SET PROBLEM: In the data below, find each line containing the string "your" and return it.

----- TASK DATA

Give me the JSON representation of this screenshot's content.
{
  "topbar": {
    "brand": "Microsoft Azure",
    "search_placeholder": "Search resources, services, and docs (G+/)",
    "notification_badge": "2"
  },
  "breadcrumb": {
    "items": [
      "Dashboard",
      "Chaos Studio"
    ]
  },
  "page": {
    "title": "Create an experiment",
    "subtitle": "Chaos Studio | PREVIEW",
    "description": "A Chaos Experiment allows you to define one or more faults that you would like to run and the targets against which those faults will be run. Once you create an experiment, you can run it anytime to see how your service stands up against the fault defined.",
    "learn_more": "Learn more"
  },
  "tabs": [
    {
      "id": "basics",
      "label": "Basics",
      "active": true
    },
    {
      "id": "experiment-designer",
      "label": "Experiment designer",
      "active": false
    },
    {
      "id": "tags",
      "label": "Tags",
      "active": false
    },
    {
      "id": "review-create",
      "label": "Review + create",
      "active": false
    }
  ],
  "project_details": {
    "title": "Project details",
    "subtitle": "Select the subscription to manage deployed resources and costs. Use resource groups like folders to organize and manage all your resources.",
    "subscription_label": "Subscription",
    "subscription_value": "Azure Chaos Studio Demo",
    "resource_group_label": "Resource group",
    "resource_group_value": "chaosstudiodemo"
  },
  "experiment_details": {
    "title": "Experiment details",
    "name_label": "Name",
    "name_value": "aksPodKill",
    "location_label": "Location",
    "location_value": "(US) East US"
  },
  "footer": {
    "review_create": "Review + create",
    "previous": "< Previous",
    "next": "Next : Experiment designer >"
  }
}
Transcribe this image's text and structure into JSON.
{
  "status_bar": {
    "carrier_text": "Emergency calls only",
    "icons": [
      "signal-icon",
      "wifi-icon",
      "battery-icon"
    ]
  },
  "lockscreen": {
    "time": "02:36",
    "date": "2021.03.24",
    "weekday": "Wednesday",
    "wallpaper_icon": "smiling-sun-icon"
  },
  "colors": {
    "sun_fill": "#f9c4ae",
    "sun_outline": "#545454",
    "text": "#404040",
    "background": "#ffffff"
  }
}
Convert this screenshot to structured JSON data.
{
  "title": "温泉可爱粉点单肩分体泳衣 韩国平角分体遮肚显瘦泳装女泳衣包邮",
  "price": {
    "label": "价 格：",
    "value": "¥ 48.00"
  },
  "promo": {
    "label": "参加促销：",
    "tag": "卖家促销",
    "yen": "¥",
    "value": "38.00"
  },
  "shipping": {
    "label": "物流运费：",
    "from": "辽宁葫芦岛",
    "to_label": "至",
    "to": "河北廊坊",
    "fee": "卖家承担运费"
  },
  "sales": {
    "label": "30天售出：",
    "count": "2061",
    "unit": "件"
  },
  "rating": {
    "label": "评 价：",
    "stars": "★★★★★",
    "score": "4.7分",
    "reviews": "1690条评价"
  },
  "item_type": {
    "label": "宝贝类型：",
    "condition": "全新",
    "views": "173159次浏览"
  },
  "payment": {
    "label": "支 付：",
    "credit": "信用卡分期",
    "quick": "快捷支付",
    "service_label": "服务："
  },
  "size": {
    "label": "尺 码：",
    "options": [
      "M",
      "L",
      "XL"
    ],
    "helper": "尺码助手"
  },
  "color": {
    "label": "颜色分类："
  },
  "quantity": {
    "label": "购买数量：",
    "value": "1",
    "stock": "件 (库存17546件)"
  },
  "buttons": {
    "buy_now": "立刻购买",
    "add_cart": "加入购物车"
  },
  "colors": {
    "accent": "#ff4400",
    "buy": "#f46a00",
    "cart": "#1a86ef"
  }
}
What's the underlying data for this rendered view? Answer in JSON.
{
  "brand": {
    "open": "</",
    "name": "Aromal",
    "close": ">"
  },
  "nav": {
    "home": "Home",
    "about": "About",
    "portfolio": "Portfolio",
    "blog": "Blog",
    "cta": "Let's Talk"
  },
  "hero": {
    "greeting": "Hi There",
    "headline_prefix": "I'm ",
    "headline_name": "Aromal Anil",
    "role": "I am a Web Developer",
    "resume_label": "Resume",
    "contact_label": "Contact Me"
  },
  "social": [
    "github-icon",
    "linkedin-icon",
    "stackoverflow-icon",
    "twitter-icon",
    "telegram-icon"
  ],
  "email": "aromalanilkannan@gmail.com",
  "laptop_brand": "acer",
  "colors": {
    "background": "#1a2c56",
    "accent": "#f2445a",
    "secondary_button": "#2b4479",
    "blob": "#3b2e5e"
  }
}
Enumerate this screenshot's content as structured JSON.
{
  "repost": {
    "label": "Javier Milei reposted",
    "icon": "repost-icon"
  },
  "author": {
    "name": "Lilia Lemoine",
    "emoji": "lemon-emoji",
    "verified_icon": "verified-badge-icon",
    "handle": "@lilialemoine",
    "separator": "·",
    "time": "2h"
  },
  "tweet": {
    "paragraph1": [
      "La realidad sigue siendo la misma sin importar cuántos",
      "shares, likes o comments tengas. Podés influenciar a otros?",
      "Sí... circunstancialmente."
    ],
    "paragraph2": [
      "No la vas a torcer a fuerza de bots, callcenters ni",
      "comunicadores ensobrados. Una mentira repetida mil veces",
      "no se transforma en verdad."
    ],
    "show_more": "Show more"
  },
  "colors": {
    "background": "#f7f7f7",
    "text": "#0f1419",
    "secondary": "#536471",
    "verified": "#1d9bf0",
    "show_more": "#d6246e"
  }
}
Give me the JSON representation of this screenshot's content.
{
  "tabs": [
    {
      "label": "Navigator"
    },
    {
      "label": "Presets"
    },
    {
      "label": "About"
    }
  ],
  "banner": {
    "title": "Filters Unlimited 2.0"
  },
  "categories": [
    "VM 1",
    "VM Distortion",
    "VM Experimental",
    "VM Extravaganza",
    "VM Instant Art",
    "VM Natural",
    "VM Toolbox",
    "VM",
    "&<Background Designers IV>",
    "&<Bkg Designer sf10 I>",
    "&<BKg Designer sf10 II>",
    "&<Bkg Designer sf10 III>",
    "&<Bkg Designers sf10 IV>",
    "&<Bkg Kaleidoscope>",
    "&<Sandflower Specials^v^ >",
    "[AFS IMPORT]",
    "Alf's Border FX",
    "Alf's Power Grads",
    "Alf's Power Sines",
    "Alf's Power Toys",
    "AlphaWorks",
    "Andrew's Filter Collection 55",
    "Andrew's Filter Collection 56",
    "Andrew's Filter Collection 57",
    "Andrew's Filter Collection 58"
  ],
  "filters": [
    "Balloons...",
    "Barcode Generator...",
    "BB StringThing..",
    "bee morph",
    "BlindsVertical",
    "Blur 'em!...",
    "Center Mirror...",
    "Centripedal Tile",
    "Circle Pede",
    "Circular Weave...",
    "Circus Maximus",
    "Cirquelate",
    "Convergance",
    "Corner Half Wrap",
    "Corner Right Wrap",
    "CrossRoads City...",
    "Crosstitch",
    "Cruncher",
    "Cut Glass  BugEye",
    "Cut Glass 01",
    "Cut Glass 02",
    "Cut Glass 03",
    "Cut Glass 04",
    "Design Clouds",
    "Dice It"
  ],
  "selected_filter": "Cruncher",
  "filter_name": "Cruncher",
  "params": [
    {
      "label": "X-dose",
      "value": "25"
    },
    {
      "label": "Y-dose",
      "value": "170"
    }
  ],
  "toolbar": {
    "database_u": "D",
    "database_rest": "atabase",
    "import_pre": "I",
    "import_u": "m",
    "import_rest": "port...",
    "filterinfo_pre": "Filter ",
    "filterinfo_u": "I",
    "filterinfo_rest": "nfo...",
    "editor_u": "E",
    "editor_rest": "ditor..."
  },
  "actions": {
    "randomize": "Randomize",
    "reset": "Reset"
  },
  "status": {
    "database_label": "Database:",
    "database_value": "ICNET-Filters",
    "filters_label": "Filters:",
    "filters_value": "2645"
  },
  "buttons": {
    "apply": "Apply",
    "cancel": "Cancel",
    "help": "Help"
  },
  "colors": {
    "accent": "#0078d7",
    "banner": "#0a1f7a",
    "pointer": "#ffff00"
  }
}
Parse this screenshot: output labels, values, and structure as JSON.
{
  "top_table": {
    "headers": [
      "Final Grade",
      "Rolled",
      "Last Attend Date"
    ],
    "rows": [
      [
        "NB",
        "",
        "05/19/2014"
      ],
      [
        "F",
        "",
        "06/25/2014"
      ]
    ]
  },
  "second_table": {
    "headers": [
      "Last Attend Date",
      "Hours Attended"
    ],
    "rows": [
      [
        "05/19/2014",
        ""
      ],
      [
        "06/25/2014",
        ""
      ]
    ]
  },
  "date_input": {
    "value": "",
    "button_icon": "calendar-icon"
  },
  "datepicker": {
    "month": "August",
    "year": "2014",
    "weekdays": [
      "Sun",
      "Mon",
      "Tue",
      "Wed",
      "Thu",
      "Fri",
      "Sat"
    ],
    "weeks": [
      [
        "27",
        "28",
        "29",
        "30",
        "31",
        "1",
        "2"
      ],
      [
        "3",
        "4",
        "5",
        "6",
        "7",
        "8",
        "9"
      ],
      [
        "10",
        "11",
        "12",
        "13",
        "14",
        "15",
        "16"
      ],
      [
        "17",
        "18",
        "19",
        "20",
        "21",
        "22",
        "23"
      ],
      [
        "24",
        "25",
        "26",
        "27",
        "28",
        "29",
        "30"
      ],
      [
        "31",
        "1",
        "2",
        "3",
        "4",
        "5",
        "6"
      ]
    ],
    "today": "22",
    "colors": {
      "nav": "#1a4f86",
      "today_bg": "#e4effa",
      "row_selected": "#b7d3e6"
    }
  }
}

----------

FULL RESPONSE:
    "description": "A Chaos Experiment allows you to define one or more faults that you would like to run and the targets against which those faults will be run. Once you create an experiment, you can run it anytime to see how your service stands up against the fault defined.",
    "subtitle": "Select the subscription to manage deployed resources and costs. Use resource groups like folders to organize and manage all your resources.",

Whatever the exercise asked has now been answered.